▶ WRITTEN REQUEST:
Below are some records; give them all again exactly, but not the pictures.

※

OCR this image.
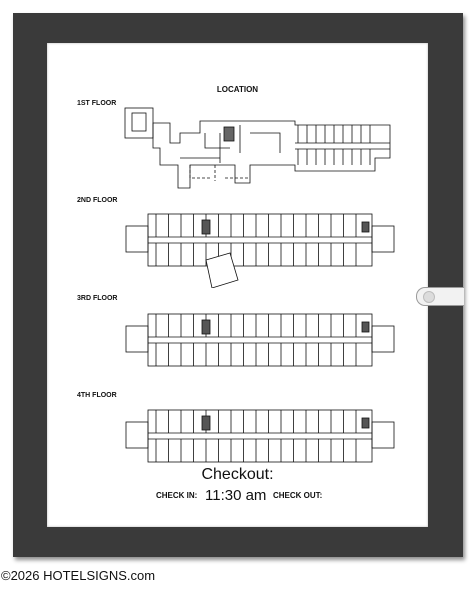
LOCATION
1ST FLOOR
2ND FLOOR
3RD FLOOR
4TH FLOOR
Checkout:
CHECK IN: 11:30 am CHECK OUT:
©2026 HOTELSIGNS.com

※

▶ RESPONSE TO THIS EXERCISE:
OCR this image.
LOCATION
1ST FLOOR
2ND FLOOR
3RD FLOOR
4TH FLOOR
Checkout:
CHECK IN: 11:30 am CHECK OUT:
©2026 HOTELSIGNS.com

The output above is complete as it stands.